The task: From the listing below, pull out the lines that hold "muhim".

[Dataset items]
:::::

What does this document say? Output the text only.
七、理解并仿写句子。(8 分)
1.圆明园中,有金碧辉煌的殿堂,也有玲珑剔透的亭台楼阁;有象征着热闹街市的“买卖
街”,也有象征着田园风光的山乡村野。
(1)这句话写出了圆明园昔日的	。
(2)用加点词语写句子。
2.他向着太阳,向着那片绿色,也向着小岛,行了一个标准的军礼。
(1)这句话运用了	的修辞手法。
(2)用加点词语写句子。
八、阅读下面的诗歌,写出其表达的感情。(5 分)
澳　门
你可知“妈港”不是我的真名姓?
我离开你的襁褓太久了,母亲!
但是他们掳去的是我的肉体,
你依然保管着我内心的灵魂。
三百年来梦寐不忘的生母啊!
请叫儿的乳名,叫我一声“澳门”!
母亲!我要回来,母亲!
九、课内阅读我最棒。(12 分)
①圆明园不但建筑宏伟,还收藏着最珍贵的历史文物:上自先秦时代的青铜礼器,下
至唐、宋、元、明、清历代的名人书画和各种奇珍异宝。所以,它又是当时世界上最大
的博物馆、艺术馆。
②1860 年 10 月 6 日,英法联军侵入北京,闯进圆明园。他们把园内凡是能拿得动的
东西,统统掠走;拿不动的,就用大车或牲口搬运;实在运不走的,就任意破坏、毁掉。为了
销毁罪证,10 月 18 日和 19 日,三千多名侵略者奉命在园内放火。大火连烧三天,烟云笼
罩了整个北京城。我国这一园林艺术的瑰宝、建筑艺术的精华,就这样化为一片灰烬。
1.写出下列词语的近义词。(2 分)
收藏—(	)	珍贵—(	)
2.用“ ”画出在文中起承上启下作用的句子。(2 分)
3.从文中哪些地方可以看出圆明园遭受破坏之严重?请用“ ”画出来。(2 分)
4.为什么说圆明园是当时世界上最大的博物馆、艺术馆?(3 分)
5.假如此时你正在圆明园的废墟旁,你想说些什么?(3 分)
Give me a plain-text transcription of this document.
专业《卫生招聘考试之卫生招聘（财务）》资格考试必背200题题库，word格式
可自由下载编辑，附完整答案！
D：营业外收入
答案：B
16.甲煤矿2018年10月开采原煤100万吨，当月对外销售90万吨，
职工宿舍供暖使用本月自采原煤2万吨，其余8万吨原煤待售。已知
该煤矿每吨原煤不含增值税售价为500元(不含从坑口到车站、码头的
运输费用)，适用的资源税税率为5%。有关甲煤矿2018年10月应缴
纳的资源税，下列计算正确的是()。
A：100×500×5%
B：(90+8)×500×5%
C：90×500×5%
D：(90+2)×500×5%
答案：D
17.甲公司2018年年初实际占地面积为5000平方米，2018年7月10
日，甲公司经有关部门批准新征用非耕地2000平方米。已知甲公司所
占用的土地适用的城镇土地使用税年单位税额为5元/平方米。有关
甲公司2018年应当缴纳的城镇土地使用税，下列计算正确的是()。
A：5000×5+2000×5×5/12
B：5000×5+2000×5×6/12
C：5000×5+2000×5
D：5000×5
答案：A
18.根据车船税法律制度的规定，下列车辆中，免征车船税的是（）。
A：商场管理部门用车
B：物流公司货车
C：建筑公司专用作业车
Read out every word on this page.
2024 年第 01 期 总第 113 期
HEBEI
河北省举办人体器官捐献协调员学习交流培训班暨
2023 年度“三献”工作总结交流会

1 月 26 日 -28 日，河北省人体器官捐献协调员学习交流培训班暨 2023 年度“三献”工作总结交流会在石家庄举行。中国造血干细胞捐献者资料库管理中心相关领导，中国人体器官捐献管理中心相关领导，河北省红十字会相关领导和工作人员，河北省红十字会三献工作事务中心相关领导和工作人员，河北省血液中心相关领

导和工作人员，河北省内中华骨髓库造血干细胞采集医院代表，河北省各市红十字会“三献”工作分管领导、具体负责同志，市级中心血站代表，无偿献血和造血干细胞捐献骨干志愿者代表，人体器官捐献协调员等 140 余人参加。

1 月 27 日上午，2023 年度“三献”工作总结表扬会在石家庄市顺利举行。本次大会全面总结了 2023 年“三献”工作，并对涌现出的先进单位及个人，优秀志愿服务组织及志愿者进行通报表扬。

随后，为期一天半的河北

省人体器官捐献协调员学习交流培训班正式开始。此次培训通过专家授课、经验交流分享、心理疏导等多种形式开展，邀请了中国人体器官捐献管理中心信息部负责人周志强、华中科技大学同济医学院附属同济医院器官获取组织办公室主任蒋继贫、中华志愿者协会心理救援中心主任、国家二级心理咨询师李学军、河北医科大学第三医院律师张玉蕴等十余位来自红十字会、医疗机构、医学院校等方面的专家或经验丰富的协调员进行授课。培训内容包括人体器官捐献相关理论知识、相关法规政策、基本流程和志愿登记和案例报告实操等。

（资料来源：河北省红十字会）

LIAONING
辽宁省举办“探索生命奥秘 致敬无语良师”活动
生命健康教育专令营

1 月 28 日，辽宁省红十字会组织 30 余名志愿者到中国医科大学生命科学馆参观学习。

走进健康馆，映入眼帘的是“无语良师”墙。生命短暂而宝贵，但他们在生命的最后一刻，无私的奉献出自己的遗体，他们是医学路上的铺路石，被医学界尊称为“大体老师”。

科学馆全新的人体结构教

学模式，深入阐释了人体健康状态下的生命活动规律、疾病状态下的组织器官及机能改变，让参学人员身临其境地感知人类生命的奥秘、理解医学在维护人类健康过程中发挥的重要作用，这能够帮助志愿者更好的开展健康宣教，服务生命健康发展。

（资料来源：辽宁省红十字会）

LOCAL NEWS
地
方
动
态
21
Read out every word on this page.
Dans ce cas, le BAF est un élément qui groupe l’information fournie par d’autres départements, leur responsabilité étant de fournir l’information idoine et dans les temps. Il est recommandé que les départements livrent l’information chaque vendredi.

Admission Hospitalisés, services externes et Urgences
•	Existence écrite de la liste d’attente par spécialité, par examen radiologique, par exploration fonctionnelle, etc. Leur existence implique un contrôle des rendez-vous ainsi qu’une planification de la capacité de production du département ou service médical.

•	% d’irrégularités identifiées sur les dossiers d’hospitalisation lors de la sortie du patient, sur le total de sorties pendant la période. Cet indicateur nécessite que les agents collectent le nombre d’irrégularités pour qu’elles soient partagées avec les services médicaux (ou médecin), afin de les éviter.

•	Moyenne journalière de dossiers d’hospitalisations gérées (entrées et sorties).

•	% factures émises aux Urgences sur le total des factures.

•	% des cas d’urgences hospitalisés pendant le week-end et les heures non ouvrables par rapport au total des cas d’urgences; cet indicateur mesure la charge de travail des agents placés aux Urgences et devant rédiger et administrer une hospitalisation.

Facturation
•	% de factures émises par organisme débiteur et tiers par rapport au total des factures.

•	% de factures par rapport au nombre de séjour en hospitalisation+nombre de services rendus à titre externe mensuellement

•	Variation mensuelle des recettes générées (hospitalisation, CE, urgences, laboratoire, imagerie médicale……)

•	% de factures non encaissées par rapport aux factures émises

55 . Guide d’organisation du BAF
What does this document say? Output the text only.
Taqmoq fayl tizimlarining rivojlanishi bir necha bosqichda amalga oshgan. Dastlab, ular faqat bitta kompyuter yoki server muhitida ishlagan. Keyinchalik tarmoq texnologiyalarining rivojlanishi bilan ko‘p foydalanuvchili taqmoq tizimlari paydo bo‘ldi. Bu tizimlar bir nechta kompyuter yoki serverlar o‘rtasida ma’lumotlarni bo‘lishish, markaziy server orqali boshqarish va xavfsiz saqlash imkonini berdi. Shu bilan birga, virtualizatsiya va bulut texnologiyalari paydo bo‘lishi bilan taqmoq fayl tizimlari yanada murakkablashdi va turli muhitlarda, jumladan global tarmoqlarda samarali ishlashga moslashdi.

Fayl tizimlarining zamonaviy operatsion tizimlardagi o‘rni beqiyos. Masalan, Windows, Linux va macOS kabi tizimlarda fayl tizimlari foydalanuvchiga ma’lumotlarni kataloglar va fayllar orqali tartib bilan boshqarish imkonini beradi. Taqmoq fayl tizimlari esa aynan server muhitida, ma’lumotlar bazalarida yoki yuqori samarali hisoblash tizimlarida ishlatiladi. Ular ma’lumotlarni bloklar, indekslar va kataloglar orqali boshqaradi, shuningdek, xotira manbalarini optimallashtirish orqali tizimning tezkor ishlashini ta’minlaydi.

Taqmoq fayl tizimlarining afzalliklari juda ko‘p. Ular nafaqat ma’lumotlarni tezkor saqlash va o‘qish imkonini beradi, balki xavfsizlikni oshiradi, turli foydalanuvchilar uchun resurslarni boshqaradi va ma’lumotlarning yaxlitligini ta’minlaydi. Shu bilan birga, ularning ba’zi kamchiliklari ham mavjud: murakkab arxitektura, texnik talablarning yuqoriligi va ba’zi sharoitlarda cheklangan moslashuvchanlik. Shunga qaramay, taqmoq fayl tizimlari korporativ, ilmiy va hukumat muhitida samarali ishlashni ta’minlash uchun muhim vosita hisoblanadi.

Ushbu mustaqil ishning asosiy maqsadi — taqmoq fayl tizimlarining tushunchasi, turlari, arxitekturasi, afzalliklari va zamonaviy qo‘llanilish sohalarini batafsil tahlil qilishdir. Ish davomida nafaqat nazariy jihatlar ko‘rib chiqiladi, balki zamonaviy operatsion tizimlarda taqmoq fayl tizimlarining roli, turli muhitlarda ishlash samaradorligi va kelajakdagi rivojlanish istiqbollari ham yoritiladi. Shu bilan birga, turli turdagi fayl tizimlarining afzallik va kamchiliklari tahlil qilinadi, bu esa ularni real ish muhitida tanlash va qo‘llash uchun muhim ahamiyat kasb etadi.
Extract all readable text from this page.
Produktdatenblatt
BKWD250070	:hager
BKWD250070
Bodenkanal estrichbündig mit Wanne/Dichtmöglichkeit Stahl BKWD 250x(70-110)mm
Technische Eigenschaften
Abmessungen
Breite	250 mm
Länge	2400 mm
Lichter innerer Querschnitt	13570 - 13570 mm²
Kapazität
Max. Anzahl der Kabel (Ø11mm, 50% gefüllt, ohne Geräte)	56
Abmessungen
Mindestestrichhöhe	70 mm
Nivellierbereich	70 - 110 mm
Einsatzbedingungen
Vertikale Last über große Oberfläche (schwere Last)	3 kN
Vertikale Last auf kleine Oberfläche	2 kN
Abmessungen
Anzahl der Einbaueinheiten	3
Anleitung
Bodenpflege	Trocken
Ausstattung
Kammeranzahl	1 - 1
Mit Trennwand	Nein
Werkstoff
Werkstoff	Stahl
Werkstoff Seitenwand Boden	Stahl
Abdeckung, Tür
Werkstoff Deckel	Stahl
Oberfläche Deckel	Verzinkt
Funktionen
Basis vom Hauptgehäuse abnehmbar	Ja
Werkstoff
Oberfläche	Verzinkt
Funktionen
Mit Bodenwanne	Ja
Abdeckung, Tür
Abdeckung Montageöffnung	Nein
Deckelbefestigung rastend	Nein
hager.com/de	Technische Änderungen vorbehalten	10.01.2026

:::::

Answer to the task:
Taqmoq fayl tizimlarining afzalliklari juda ko‘p. Ular nafaqat ma’lumotlarni tezkor saqlash va o‘qish imkonini beradi, balki xavfsizlikni oshiradi, turli foydalanuvchilar uchun resurslarni boshqaradi va ma’lumotlarning yaxlitligini ta’minlaydi. Shu bilan birga, ularning ba’zi kamchiliklari ham mavjud: murakkab arxitektura, texnik talablarning yuqoriligi va ba’zi sharoitlarda cheklangan moslashuvchanlik. Shunga qaramay, taqmoq fayl tizimlari korporativ, ilmiy va hukumat muhitida samarali ishlashni ta’minlash uchun muhim vosita hisoblanadi.
Ushbu mustaqil ishning asosiy maqsadi — taqmoq fayl tizimlarining tushunchasi, turlari, arxitekturasi, afzalliklari va zamonaviy qo‘llanilish sohalarini batafsil tahlil qilishdir. Ish davomida nafaqat nazariy jihatlar ko‘rib chiqiladi, balki zamonaviy operatsion tizimlarda taqmoq fayl tizimlarining roli, turli muhitlarda ishlash samaradorligi va kelajakdagi rivojlanish istiqbollari ham yoritiladi. Shu bilan birga, turli turdagi fayl tizimlarining afzallik va kamchiliklari tahlil qilinadi, bu esa ularni real ish muhitida tanlash va qo‘llash uchun muhim ahamiyat kasb etadi.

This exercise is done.